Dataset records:
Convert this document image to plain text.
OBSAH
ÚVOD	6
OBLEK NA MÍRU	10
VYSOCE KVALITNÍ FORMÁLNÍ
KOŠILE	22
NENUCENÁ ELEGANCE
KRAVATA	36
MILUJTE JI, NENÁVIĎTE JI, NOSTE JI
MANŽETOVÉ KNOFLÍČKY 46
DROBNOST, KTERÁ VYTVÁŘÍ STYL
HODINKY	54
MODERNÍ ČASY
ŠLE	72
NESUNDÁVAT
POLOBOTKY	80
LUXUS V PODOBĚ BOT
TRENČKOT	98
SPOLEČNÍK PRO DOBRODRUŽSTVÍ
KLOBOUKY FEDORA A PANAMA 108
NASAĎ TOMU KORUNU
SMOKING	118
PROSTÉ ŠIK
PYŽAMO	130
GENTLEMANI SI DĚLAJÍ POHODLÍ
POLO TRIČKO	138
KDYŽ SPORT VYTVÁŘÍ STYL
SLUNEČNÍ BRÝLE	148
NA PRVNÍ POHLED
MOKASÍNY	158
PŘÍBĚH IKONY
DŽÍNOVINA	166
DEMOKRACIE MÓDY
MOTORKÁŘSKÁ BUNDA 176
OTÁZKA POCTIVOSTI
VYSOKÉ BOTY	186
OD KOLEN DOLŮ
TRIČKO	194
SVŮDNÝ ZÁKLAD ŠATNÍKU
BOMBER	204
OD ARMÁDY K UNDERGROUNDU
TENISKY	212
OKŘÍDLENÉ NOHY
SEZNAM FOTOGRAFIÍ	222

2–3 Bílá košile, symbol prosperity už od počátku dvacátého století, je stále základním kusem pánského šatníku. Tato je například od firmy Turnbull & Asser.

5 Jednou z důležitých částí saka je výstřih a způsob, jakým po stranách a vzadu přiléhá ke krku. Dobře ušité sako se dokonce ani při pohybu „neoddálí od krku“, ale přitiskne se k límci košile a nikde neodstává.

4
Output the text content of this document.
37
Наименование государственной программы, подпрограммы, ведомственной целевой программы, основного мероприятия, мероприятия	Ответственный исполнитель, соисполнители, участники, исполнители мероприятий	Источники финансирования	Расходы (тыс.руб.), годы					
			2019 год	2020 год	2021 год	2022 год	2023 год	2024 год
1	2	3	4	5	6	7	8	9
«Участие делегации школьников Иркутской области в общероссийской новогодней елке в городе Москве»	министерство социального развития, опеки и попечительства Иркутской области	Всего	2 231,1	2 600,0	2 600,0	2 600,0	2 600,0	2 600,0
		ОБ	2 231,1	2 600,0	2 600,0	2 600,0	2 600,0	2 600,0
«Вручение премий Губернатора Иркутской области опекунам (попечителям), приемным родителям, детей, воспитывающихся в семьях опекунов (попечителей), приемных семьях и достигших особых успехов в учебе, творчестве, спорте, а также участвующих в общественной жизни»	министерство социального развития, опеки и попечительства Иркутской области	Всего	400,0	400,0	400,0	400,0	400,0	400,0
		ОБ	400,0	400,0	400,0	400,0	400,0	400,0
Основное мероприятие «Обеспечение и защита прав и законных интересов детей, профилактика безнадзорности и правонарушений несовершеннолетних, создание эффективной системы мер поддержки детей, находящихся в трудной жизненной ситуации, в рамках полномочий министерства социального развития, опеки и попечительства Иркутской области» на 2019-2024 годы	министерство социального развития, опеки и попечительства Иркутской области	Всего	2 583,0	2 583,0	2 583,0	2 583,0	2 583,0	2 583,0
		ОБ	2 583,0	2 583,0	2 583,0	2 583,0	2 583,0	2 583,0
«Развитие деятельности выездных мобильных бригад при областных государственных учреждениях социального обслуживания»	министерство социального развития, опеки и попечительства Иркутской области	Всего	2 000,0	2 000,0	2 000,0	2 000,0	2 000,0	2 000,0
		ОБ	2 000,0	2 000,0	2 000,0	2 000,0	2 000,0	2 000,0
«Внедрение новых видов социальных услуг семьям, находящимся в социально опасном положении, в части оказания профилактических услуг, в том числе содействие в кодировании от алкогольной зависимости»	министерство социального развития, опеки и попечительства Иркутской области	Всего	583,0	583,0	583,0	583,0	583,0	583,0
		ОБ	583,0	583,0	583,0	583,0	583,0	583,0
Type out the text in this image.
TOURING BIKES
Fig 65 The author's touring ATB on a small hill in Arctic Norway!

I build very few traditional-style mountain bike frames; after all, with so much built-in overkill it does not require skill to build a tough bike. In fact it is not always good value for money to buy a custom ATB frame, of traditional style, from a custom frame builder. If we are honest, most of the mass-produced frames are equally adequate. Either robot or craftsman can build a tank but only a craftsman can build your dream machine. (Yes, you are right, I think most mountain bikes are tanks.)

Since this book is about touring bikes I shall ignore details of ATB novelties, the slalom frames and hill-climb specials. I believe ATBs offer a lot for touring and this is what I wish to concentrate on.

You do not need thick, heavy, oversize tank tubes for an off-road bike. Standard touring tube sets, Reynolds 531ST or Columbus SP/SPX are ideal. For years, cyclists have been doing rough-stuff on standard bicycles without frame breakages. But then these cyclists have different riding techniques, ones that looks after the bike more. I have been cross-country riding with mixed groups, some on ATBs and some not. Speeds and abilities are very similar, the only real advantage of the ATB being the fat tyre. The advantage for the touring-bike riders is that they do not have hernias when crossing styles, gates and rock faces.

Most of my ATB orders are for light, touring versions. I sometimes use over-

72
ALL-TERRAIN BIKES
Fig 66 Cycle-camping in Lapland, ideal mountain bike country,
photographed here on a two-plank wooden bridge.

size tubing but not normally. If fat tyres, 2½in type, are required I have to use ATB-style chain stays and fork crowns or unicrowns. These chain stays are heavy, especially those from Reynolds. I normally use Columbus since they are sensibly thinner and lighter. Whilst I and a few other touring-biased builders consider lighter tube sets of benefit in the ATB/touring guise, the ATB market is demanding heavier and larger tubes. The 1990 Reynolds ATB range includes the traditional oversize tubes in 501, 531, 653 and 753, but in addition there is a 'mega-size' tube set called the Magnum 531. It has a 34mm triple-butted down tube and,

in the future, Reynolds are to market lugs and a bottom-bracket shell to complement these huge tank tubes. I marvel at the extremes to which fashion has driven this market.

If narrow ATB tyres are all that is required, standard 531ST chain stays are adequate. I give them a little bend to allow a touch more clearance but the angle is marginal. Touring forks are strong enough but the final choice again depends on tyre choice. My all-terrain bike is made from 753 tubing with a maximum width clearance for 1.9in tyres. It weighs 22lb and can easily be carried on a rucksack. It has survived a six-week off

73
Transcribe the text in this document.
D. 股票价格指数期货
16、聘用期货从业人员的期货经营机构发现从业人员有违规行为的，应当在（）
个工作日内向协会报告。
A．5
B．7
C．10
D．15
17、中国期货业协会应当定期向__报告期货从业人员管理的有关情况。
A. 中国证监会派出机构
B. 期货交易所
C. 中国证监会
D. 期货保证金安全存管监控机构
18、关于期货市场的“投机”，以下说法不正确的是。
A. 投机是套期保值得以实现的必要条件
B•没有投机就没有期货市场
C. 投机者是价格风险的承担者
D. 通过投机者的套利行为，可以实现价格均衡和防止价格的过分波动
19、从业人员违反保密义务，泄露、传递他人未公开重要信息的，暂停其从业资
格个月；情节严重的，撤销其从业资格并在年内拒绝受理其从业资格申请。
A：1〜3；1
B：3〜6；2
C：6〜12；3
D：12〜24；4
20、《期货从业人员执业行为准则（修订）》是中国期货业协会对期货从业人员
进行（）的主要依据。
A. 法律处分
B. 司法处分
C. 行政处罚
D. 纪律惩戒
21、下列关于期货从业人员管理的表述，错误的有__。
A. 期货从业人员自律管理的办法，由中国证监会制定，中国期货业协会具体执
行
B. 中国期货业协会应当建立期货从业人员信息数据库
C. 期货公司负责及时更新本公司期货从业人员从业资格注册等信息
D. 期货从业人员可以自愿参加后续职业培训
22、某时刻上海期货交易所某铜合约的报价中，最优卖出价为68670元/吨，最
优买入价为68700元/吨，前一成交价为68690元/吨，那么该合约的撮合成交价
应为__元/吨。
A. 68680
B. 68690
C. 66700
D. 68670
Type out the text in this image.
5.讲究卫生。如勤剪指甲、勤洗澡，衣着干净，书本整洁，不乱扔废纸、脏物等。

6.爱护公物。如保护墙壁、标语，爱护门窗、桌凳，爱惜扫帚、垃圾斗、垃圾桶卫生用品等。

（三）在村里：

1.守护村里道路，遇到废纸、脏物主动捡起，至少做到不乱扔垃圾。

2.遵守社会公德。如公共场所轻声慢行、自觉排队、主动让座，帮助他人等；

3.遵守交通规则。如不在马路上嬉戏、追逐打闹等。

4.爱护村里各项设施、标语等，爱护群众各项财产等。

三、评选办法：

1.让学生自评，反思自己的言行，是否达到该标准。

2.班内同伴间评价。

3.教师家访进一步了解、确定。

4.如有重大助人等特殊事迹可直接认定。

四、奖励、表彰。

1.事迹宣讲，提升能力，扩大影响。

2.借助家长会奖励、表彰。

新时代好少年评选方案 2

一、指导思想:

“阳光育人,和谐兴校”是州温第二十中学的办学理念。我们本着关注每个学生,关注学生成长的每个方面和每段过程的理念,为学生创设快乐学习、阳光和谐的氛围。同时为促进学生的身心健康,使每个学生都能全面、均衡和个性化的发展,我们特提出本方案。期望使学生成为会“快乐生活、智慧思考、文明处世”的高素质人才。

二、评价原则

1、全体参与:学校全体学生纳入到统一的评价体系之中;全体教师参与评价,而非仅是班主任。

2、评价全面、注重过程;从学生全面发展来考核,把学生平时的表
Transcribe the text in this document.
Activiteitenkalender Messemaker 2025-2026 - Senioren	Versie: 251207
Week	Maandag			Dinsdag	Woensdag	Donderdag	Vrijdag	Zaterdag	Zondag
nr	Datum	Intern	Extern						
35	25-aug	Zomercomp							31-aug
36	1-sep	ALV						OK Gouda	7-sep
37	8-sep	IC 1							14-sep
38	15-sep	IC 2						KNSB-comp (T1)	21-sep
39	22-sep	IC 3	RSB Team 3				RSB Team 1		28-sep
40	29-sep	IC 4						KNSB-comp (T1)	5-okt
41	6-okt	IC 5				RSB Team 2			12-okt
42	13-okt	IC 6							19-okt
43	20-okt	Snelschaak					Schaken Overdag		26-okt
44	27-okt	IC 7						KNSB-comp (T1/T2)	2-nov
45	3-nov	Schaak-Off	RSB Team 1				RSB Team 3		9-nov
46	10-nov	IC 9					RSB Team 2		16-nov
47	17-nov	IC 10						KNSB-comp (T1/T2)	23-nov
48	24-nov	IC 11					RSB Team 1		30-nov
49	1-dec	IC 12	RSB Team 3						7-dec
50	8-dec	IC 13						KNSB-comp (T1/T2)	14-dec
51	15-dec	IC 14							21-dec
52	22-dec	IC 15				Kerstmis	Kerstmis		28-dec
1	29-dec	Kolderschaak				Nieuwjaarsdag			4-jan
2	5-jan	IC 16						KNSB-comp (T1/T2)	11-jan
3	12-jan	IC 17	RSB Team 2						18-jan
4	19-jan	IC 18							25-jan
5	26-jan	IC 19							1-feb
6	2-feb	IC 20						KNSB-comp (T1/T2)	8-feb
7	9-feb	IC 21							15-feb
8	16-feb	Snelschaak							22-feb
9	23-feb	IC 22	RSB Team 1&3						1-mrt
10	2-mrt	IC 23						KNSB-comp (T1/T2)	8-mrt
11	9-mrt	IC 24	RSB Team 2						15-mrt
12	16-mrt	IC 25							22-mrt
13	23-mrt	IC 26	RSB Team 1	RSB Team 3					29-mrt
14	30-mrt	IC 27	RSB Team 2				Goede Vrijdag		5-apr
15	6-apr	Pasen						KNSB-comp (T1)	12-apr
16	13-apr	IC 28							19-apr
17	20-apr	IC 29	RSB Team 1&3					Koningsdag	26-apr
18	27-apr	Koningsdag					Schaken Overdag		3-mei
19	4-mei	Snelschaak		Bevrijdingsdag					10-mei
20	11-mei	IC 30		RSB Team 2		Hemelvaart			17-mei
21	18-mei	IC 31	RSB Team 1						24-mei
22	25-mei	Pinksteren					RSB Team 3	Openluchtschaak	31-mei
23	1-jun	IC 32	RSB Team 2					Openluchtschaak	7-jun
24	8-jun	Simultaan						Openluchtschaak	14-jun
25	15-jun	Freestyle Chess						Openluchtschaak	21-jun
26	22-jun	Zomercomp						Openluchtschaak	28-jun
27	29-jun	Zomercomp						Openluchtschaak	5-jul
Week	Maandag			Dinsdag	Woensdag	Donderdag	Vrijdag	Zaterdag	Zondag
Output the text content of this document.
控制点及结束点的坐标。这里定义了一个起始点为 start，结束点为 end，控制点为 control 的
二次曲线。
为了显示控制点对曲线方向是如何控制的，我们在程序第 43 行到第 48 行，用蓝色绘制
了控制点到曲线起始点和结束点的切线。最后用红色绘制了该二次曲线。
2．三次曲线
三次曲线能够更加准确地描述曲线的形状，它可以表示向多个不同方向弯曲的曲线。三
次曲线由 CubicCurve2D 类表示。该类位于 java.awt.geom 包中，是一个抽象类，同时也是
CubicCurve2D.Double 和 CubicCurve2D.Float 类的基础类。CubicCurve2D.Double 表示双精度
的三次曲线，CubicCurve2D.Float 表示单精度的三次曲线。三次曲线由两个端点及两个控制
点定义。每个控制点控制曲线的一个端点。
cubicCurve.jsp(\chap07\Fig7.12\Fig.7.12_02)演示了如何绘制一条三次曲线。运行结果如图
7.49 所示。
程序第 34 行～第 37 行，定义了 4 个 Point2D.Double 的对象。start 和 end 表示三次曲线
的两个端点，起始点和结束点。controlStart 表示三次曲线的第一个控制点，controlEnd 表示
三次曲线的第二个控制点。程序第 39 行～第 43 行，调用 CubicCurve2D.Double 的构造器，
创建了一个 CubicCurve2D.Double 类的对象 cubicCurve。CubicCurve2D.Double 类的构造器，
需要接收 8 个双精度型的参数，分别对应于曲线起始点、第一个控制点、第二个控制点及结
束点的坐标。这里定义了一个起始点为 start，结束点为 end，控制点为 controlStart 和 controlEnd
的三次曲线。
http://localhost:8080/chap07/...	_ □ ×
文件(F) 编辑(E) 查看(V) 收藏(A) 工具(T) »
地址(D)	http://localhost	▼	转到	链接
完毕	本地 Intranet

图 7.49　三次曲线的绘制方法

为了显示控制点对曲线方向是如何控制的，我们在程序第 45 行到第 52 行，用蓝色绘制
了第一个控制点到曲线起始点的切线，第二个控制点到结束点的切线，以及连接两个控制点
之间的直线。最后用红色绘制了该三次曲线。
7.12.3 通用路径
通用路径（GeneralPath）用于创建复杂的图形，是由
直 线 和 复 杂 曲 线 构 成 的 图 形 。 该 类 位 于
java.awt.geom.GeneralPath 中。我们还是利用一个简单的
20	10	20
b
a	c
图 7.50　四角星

■ TASK TO CARRY OUT
Find all lines with "控制点为" in them and copy each one.

■ ANSWER IN FULL
控制点及结束点的坐标。这里定义了一个起始点为 start，结束点为 end，控制点为 control 的
束点的坐标。这里定义了一个起始点为 start，结束点为 end，控制点为 controlStart 和 controlEnd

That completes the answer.